--- Provided entries ---

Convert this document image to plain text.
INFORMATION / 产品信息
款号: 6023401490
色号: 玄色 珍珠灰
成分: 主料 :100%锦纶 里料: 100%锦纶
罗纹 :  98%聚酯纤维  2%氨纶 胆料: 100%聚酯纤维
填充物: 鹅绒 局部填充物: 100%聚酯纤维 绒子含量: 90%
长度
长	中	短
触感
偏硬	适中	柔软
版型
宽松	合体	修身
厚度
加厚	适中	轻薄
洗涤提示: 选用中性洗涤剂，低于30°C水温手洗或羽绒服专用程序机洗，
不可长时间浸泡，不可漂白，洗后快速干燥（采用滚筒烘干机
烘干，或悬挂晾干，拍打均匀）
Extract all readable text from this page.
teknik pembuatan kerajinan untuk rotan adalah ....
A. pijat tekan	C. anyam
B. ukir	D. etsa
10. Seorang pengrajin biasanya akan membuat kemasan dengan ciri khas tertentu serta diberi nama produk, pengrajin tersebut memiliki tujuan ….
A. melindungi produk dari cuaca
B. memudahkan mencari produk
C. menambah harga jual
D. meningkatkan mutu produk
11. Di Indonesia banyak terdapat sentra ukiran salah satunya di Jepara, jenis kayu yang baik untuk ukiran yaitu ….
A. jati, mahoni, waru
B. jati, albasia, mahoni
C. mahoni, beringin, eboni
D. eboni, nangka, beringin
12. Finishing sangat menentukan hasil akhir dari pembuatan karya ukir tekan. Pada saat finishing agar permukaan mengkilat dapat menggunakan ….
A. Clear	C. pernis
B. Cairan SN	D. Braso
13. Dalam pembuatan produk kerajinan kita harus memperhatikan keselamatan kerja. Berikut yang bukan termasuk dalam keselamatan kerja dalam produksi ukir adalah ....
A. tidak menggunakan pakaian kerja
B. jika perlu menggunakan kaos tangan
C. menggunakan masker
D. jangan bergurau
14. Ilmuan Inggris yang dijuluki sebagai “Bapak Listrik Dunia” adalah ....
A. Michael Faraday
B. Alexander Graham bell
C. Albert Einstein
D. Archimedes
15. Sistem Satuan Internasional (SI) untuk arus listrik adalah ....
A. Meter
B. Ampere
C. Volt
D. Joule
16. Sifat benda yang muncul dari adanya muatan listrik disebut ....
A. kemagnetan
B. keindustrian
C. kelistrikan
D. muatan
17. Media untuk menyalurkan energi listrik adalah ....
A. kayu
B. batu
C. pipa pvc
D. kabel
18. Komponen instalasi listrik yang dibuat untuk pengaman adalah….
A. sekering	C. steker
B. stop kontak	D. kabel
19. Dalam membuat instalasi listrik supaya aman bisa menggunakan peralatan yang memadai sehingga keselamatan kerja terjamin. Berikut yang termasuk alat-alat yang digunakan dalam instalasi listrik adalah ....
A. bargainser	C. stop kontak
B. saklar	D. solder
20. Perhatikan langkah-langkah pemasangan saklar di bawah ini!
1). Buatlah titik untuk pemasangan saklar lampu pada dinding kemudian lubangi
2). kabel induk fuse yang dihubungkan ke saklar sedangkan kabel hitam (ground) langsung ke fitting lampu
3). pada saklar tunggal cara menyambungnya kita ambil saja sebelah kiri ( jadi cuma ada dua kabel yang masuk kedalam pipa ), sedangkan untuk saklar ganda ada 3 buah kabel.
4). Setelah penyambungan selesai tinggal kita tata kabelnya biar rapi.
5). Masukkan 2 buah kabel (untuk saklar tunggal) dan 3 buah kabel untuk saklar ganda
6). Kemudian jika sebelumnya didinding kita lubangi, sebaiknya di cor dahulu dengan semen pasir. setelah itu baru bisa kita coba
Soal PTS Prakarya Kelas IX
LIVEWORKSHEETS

---

→ What this task involves: Output an exact copy of each record.

→ Task solution:
Convert this document image to plain text.
INFORMATION / 产品信息
款号: 6023401490
色号: 玄色 珍珠灰
成分: 主料 :100%锦纶 里料: 100%锦纶
罗纹 :  98%聚酯纤维  2%氨纶 胆料: 100%聚酯纤维
填充物: 鹅绒 局部填充物: 100%聚酯纤维 绒子含量: 90%
长度
长	中	短
触感
偏硬	适中	柔软
版型
宽松	合体	修身
厚度
加厚	适中	轻薄
洗涤提示: 选用中性洗涤剂，低于30°C水温手洗或羽绒服专用程序机洗，
不可长时间浸泡，不可漂白，洗后快速干燥（采用滚筒烘干机
烘干，或悬挂晾干，拍打均匀）
Extract all readable text from this page.
teknik pembuatan kerajinan untuk rotan adalah ....
A. pijat tekan	C. anyam
B. ukir	D. etsa
10. Seorang pengrajin biasanya akan membuat kemasan dengan ciri khas tertentu serta diberi nama produk, pengrajin tersebut memiliki tujuan ….
A. melindungi produk dari cuaca
B. memudahkan mencari produk
C. menambah harga jual
D. meningkatkan mutu produk
11. Di Indonesia banyak terdapat sentra ukiran salah satunya di Jepara, jenis kayu yang baik untuk ukiran yaitu ….
A. jati, mahoni, waru
B. jati, albasia, mahoni
C. mahoni, beringin, eboni
D. eboni, nangka, beringin
12. Finishing sangat menentukan hasil akhir dari pembuatan karya ukir tekan. Pada saat finishing agar permukaan mengkilat dapat menggunakan ….
A. Clear	C. pernis
B. Cairan SN	D. Braso
13. Dalam pembuatan produk kerajinan kita harus memperhatikan keselamatan kerja. Berikut yang bukan termasuk dalam keselamatan kerja dalam produksi ukir adalah ....
A. tidak menggunakan pakaian kerja
B. jika perlu menggunakan kaos tangan
C. menggunakan masker
D. jangan bergurau
14. Ilmuan Inggris yang dijuluki sebagai “Bapak Listrik Dunia” adalah ....
A. Michael Faraday
B. Alexander Graham bell
C. Albert Einstein
D. Archimedes
15. Sistem Satuan Internasional (SI) untuk arus listrik adalah ....
A. Meter
B. Ampere
C. Volt
D. Joule
16. Sifat benda yang muncul dari adanya muatan listrik disebut ....
A. kemagnetan
B. keindustrian
C. kelistrikan
D. muatan
17. Media untuk menyalurkan energi listrik adalah ....
A. kayu
B. batu
C. pipa pvc
D. kabel
18. Komponen instalasi listrik yang dibuat untuk pengaman adalah….
A. sekering	C. steker
B. stop kontak	D. kabel
19. Dalam membuat instalasi listrik supaya aman bisa menggunakan peralatan yang memadai sehingga keselamatan kerja terjamin. Berikut yang termasuk alat-alat yang digunakan dalam instalasi listrik adalah ....
A. bargainser	C. stop kontak
B. saklar	D. solder
20. Perhatikan langkah-langkah pemasangan saklar di bawah ini!
1). Buatlah titik untuk pemasangan saklar lampu pada dinding kemudian lubangi
2). kabel induk fuse yang dihubungkan ke saklar sedangkan kabel hitam (ground) langsung ke fitting lampu
3). pada saklar tunggal cara menyambungnya kita ambil saja sebelah kiri ( jadi cuma ada dua kabel yang masuk kedalam pipa ), sedangkan untuk saklar ganda ada 3 buah kabel.
4). Setelah penyambungan selesai tinggal kita tata kabelnya biar rapi.
5). Masukkan 2 buah kabel (untuk saklar tunggal) dan 3 buah kabel untuk saklar ganda
6). Kemudian jika sebelumnya didinding kita lubangi, sebaiknya di cor dahulu dengan semen pasir. setelah itu baru bisa kita coba
Soal PTS Prakarya Kelas IX
LIVEWORKSHEETS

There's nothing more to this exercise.